▶ _PROBLEM TO SOLVE_
Print out the material that follows word for word.

○ ○ ○ ○

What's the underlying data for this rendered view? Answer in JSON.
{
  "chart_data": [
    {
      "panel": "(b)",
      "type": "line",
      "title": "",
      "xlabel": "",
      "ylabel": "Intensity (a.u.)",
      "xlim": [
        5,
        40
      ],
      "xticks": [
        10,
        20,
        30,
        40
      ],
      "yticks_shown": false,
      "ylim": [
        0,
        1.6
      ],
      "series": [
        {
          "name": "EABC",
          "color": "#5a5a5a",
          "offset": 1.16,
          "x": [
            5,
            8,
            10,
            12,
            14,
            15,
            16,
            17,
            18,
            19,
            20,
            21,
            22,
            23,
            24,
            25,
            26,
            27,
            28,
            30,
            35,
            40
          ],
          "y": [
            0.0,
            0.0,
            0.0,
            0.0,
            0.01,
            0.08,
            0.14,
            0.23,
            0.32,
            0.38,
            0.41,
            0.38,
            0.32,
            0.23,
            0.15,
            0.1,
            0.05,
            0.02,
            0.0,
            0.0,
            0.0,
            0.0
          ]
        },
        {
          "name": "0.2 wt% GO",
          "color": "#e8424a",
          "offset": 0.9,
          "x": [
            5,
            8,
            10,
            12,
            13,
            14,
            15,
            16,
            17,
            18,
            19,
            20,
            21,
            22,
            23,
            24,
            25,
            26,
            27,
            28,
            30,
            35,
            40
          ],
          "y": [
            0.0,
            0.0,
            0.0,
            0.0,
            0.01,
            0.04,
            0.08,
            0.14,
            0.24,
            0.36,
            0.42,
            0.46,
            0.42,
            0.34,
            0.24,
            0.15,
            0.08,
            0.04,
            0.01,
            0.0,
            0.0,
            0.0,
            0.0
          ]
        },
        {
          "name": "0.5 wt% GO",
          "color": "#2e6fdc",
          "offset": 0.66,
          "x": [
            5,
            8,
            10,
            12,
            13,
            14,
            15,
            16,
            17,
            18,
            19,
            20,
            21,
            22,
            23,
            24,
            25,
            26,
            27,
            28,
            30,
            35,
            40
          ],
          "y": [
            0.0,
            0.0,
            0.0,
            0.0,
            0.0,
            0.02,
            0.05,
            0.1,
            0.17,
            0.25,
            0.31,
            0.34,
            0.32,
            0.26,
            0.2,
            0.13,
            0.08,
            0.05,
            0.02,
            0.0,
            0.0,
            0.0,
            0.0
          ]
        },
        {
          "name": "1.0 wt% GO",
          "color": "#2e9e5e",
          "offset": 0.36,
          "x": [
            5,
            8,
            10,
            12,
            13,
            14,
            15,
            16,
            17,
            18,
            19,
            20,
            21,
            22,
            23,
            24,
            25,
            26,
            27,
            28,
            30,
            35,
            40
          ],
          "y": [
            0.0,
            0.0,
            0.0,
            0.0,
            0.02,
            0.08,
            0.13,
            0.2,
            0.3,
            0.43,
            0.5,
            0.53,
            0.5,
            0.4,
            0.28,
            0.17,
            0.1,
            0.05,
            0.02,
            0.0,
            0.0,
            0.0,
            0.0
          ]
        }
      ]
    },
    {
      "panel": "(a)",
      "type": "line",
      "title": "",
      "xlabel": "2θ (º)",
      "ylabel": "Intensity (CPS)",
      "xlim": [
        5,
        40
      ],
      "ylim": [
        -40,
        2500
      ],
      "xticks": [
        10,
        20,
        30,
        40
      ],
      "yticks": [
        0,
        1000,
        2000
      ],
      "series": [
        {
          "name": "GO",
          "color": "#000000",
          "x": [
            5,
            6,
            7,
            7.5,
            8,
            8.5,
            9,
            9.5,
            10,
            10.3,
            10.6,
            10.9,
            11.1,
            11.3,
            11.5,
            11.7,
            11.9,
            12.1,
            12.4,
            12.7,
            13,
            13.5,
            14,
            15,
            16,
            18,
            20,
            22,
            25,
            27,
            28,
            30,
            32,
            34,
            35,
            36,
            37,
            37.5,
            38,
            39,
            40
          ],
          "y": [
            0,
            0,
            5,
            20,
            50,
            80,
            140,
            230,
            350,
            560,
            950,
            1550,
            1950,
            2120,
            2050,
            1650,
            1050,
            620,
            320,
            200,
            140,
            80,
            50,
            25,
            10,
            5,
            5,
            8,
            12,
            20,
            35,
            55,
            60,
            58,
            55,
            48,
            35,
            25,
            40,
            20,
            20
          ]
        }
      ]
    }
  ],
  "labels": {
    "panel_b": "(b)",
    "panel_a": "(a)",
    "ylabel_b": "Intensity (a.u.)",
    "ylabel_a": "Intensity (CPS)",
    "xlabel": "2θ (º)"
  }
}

○ ○ ○ ○

▶ _TASK RESPONSE_
What's the underlying data for this rendered view? Answer in JSON.
{
  "chart_data": [
    {
      "panel": "(b)",
      "type": "line",
      "title": "",
      "xlabel": "",
      "ylabel": "Intensity (a.u.)",
      "xlim": [
        5,
        40
      ],
      "xticks": [
        10,
        20,
        30,
        40
      ],
      "yticks_shown": false,
      "ylim": [
        0,
        1.6
      ],
      "series": [
        {
          "name": "EABC",
          "color": "#5a5a5a",
          "offset": 1.16,
          "x": [
            5,
            8,
            10,
            12,
            14,
            15,
            16,
            17,
            18,
            19,
            20,
            21,
            22,
            23,
            24,
            25,
            26,
            27,
            28,
            30,
            35,
            40
          ],
          "y": [
            0.0,
            0.0,
            0.0,
            0.0,
            0.01,
            0.08,
            0.14,
            0.23,
            0.32,
            0.38,
            0.41,
            0.38,
            0.32,
            0.23,
            0.15,
            0.1,
            0.05,
            0.02,
            0.0,
            0.0,
            0.0,
            0.0
          ]
        },
        {
          "name": "0.2 wt% GO",
          "color": "#e8424a",
          "offset": 0.9,
          "x": [
            5,
            8,
            10,
            12,
            13,
            14,
            15,
            16,
            17,
            18,
            19,
            20,
            21,
            22,
            23,
            24,
            25,
            26,
            27,
            28,
            30,
            35,
            40
          ],
          "y": [
            0.0,
            0.0,
            0.0,
            0.0,
            0.01,
            0.04,
            0.08,
            0.14,
            0.24,
            0.36,
            0.42,
            0.46,
            0.42,
            0.34,
            0.24,
            0.15,
            0.08,
            0.04,
            0.01,
            0.0,
            0.0,
            0.0,
            0.0
          ]
        },
        {
          "name": "0.5 wt% GO",
          "color": "#2e6fdc",
          "offset": 0.66,
          "x": [
            5,
            8,
            10,
            12,
            13,
            14,
            15,
            16,
            17,
            18,
            19,
            20,
            21,
            22,
            23,
            24,
            25,
            26,
            27,
            28,
            30,
            35,
            40
          ],
          "y": [
            0.0,
            0.0,
            0.0,
            0.0,
            0.0,
            0.02,
            0.05,
            0.1,
            0.17,
            0.25,
            0.31,
            0.34,
            0.32,
            0.26,
            0.2,
            0.13,
            0.08,
            0.05,
            0.02,
            0.0,
            0.0,
            0.0,
            0.0
          ]
        },
        {
          "name": "1.0 wt% GO",
          "color": "#2e9e5e",
          "offset": 0.36,
          "x": [
            5,
            8,
            10,
            12,
            13,
            14,
            15,
            16,
            17,
            18,
            19,
            20,
            21,
            22,
            23,
            24,
            25,
            26,
            27,
            28,
            30,
            35,
            40
          ],
          "y": [
            0.0,
            0.0,
            0.0,
            0.0,
            0.02,
            0.08,
            0.13,
            0.2,
            0.3,
            0.43,
            0.5,
            0.53,
            0.5,
            0.4,
            0.28,
            0.17,
            0.1,
            0.05,
            0.02,
            0.0,
            0.0,
            0.0,
            0.0
          ]
        }
      ]
    },
    {
      "panel": "(a)",
      "type": "line",
      "title": "",
      "xlabel": "2θ (º)",
      "ylabel": "Intensity (CPS)",
      "xlim": [
        5,
        40
      ],
      "ylim": [
        -40,
        2500
      ],
      "xticks": [
        10,
        20,
        30,
        40
      ],
      "yticks": [
        0,
        1000,
        2000
      ],
      "series": [
        {
          "name": "GO",
          "color": "#000000",
          "x": [
            5,
            6,
            7,
            7.5,
            8,
            8.5,
            9,
            9.5,
            10,
            10.3,
            10.6,
            10.9,
            11.1,
            11.3,
            11.5,
            11.7,
            11.9,
            12.1,
            12.4,
            12.7,
            13,
            13.5,
            14,
            15,
            16,
            18,
            20,
            22,
            25,
            27,
            28,
            30,
            32,
            34,
            35,
            36,
            37,
            37.5,
            38,
            39,
            40
          ],
          "y": [
            0,
            0,
            5,
            20,
            50,
            80,
            140,
            230,
            350,
            560,
            950,
            1550,
            1950,
            2120,
            2050,
            1650,
            1050,
            620,
            320,
            200,
            140,
            80,
            50,
            25,
            10,
            5,
            5,
            8,
            12,
            20,
            35,
            55,
            60,
            58,
            55,
            48,
            35,
            25,
            40,
            20,
            20
          ]
        }
      ]
    }
  ],
  "labels": {
    "panel_b": "(b)",
    "panel_a": "(a)",
    "ylabel_b": "Intensity (a.u.)",
    "ylabel_a": "Intensity (CPS)",
    "xlabel": "2θ (º)"
  }
}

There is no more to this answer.